▸ Requirements: Copy all lines below containing "name".

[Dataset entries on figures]
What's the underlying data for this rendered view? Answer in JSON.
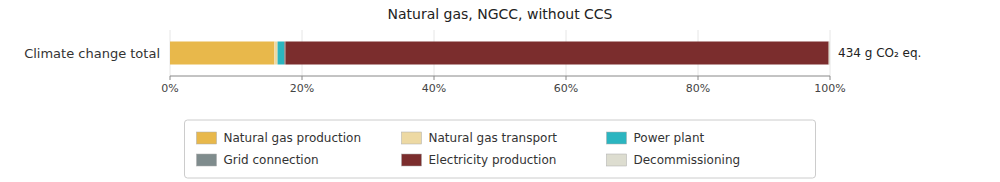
{
  "chart_data": {
    "type": "bar",
    "orientation": "horizontal",
    "stacked": true,
    "title": "Natural gas, NGCC, without CCS",
    "categories": [
      "Climate change total"
    ],
    "series": [
      {
        "name": "Natural gas production",
        "color": "#E8B84B",
        "values": [
          15.8
        ]
      },
      {
        "name": "Natural gas transport",
        "color": "#EDD9A3",
        "values": [
          0.5
        ]
      },
      {
        "name": "Power plant",
        "color": "#2BB5C0",
        "values": [
          1.0
        ]
      },
      {
        "name": "Grid connection",
        "color": "#7F8C8D",
        "values": [
          0.2
        ]
      },
      {
        "name": "Electricity production",
        "color": "#7B2D2D",
        "values": [
          82.3
        ]
      },
      {
        "name": "Decommissioning",
        "color": "#DDDDD0",
        "values": [
          0.2
        ]
      }
    ],
    "xlim": [
      0,
      100
    ],
    "xticks": [
      {
        "value": 0,
        "label": "0%"
      },
      {
        "value": 20,
        "label": "20%"
      },
      {
        "value": 40,
        "label": "40%"
      },
      {
        "value": 60,
        "label": "60%"
      },
      {
        "value": 80,
        "label": "80%"
      },
      {
        "value": 100,
        "label": "100%"
      }
    ],
    "annotation": "434 g CO₂ eq.",
    "legend": "bottom"
  }
}
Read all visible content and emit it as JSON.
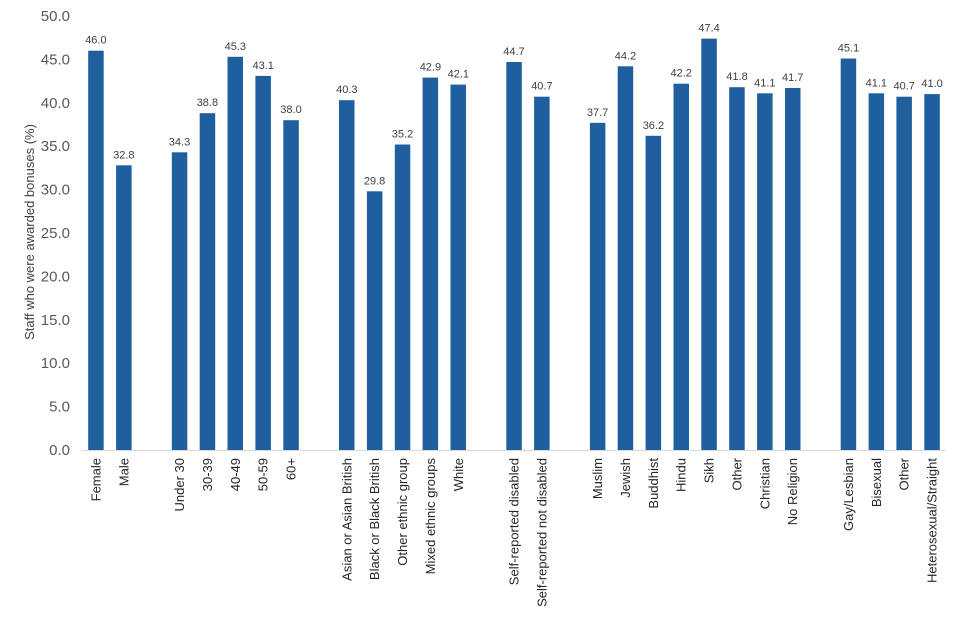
{
  "chart_data": {
    "type": "bar",
    "title": "",
    "xlabel": "",
    "ylabel": "Staff who were awarded bonuses (%)",
    "ylim": [
      0,
      50
    ],
    "ytick_step": 5,
    "ytick_labels": [
      "0.0",
      "5.0",
      "10.0",
      "15.0",
      "20.0",
      "25.0",
      "30.0",
      "35.0",
      "40.0",
      "45.0",
      "50.0"
    ],
    "grid": false,
    "bar_color": "#1F5F9E",
    "categories": [
      "Female",
      "Male",
      "",
      "Under 30",
      "30-39",
      "40-49",
      "50-59",
      "60+",
      "",
      "Asian or Asian British",
      "Black or Black British",
      "Other ethnic group",
      "Mixed ethnic groups",
      "White",
      "",
      "Self-reported disabled",
      "Self-reported not disabled",
      "",
      "Muslim",
      "Jewish",
      "Buddhist",
      "Hindu",
      "Sikh",
      "Other",
      "Christian",
      "No Religion",
      "",
      "Gay/Lesbian",
      "Bisexual",
      "Other",
      "Heterosexual/Straight"
    ],
    "values": [
      46.0,
      32.8,
      null,
      34.3,
      38.8,
      45.3,
      43.1,
      38.0,
      null,
      40.3,
      29.8,
      35.2,
      42.9,
      42.1,
      null,
      44.7,
      40.7,
      null,
      37.7,
      44.2,
      36.2,
      42.2,
      47.4,
      41.8,
      41.1,
      41.7,
      null,
      45.1,
      41.1,
      40.7,
      41.0
    ],
    "data_labels": [
      "46.0",
      "32.8",
      "",
      "34.3",
      "38.8",
      "45.3",
      "43.1",
      "38.0",
      "",
      "40.3",
      "29.8",
      "35.2",
      "42.9",
      "42.1",
      "",
      "44.7",
      "40.7",
      "",
      "37.7",
      "44.2",
      "36.2",
      "42.2",
      "47.4",
      "41.8",
      "41.1",
      "41.7",
      "",
      "45.1",
      "41.1",
      "40.7",
      "41.0"
    ]
  }
}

▸ Result for this exercise:
        "name": "Natural gas production",
        "name": "Natural gas transport",
        "name": "Power plant",
        "name": "Grid connection",
        "name": "Electricity production",
        "name": "Decommissioning",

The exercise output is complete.